EXERCISE REQUIREMENTS >> Select all lines holding the word "JSON" from the entries that follow.

ROWS >>

• • • •

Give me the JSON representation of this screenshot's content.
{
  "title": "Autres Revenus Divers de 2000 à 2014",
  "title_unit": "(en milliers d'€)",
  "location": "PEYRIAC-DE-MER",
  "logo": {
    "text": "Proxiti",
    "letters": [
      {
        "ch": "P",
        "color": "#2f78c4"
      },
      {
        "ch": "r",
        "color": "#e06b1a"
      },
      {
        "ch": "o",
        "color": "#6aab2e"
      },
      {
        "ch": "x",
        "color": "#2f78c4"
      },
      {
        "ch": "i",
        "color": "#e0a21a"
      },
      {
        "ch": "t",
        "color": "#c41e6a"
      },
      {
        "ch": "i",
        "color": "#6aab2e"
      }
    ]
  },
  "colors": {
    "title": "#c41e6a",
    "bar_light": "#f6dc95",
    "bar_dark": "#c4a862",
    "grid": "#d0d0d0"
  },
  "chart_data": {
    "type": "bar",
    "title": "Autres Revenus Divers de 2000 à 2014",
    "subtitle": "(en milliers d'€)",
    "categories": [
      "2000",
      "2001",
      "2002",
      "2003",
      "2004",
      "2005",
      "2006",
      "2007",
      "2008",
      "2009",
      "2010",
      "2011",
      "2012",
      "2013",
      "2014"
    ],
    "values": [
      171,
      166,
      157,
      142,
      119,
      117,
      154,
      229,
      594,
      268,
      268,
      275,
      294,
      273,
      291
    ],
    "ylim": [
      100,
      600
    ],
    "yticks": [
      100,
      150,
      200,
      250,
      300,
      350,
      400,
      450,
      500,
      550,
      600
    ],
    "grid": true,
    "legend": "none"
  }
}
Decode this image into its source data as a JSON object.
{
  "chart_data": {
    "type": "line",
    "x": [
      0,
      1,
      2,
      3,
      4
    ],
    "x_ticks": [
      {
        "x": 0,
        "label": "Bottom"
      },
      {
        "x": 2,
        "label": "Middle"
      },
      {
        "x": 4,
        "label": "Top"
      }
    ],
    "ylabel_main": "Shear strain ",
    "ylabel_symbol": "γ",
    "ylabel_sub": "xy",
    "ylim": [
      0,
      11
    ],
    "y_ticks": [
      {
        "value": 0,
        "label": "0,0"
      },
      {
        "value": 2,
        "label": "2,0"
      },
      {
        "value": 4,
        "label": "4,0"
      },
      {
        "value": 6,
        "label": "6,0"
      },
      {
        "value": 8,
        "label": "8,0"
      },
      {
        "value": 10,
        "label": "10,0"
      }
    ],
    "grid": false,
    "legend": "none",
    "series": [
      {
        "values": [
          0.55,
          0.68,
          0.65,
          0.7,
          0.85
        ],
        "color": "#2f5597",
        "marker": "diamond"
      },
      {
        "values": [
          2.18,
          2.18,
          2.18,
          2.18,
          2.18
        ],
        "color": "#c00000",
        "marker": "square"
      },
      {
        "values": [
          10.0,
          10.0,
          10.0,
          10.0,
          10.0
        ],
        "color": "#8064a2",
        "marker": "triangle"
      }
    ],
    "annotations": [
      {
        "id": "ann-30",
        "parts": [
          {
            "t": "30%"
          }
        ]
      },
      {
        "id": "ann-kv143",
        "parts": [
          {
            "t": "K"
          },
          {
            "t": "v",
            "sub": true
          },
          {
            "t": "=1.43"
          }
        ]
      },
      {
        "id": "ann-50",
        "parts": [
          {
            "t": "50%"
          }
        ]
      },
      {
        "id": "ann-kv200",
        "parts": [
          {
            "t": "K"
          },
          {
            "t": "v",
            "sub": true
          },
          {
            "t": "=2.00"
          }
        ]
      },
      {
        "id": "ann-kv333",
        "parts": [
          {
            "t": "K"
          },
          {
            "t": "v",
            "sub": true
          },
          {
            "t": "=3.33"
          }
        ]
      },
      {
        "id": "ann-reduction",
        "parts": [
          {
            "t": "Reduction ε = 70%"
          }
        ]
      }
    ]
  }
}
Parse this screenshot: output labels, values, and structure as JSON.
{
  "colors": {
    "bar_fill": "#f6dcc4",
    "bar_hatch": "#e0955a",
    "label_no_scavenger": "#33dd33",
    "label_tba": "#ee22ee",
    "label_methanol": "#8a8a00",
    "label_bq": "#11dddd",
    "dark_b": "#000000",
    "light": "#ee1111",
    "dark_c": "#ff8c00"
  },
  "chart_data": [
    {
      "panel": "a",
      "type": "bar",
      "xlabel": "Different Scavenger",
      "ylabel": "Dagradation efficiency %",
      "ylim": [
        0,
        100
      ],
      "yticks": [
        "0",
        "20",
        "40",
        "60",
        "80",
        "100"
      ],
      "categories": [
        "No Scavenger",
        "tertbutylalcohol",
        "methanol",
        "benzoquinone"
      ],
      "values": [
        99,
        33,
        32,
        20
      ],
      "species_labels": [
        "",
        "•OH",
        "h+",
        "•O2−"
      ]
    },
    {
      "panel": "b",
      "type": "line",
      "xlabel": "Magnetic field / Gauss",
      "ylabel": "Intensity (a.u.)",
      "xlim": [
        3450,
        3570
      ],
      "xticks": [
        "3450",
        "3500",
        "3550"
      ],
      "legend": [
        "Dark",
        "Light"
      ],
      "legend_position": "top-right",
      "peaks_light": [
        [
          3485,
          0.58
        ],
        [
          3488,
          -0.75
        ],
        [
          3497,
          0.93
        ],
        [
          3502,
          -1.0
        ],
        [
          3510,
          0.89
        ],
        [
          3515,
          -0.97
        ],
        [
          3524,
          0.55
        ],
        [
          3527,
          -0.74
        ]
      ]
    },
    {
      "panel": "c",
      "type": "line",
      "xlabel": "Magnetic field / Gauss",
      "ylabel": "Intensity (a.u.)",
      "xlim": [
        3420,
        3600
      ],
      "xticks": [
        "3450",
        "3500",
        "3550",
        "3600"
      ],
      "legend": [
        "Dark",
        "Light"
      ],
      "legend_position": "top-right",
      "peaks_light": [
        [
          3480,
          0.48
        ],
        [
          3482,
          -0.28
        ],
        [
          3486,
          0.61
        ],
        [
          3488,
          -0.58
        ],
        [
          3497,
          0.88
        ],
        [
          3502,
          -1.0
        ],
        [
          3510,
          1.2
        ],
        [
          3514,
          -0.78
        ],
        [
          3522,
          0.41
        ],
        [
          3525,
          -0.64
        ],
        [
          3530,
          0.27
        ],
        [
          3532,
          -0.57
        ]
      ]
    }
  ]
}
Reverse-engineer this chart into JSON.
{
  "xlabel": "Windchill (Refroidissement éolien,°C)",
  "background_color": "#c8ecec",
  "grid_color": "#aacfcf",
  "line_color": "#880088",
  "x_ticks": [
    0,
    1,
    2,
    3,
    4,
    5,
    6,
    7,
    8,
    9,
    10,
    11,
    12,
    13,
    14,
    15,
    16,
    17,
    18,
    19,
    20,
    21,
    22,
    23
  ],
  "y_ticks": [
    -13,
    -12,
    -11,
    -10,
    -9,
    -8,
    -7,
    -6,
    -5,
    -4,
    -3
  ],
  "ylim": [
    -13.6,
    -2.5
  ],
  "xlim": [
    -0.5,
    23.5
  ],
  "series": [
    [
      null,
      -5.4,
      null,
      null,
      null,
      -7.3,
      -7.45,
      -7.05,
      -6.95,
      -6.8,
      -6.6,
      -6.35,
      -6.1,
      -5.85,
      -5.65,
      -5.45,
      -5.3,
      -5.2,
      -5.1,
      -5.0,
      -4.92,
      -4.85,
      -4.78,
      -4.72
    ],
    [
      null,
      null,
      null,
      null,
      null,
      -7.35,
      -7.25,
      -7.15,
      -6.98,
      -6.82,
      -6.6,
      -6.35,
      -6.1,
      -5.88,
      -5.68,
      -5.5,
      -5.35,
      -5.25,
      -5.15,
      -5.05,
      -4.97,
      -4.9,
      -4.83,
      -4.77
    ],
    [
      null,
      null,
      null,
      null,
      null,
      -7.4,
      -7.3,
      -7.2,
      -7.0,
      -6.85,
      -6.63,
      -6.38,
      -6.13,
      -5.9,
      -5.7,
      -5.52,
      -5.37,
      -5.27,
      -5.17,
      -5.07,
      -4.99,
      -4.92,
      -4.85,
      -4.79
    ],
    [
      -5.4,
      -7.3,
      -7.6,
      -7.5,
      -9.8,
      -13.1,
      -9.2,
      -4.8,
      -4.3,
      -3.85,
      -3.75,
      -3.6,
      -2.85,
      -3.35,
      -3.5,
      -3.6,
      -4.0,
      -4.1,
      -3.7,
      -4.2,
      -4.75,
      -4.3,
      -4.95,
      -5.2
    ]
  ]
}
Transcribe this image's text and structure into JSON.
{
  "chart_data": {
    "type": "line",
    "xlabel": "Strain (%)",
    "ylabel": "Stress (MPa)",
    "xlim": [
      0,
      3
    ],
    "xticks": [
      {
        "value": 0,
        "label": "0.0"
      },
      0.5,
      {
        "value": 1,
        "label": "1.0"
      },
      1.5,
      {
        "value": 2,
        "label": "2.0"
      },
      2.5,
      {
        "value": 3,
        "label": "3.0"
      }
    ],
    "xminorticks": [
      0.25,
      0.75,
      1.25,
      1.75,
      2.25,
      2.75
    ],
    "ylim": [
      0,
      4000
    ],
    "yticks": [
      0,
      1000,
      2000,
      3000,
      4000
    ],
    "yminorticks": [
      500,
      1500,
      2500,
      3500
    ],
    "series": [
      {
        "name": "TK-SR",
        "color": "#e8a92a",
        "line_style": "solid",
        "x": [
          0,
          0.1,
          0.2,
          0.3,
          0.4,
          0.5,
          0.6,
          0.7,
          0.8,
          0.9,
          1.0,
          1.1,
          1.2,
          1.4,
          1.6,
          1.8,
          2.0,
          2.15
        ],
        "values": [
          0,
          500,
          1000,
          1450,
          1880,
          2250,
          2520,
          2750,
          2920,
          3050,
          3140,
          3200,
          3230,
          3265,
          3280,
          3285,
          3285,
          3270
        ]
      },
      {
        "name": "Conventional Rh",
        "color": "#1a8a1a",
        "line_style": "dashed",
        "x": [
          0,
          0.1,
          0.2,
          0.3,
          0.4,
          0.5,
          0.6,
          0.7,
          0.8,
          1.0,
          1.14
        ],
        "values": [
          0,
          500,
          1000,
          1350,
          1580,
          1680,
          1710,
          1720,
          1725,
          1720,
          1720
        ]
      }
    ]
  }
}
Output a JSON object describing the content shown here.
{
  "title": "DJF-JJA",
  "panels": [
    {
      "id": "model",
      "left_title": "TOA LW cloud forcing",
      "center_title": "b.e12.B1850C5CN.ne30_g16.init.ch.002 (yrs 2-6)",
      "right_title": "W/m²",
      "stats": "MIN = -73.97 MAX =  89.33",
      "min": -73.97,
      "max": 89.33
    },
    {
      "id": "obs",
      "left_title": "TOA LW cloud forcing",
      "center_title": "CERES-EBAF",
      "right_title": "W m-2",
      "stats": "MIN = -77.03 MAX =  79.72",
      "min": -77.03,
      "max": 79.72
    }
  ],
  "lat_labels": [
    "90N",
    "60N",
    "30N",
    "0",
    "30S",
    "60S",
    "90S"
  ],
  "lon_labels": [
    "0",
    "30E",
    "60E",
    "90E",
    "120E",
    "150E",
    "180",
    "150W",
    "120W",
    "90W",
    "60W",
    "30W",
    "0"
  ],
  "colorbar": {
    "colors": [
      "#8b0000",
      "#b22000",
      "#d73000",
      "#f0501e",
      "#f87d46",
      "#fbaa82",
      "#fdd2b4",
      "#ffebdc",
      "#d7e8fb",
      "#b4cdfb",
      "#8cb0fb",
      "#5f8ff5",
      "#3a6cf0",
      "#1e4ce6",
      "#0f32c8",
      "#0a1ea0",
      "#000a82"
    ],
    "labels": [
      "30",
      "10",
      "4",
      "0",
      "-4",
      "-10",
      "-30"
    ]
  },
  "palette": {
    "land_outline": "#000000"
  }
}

• • • •

OUTPUT OF THE TASK >>
Give me the JSON representation of this screenshot's content.
Decode this image into its source data as a JSON object.
Parse this screenshot: output labels, values, and structure as JSON.
Reverse-engineer this chart into JSON.
Transcribe this image's text and structure into JSON.
Output a JSON object describing the content shown here.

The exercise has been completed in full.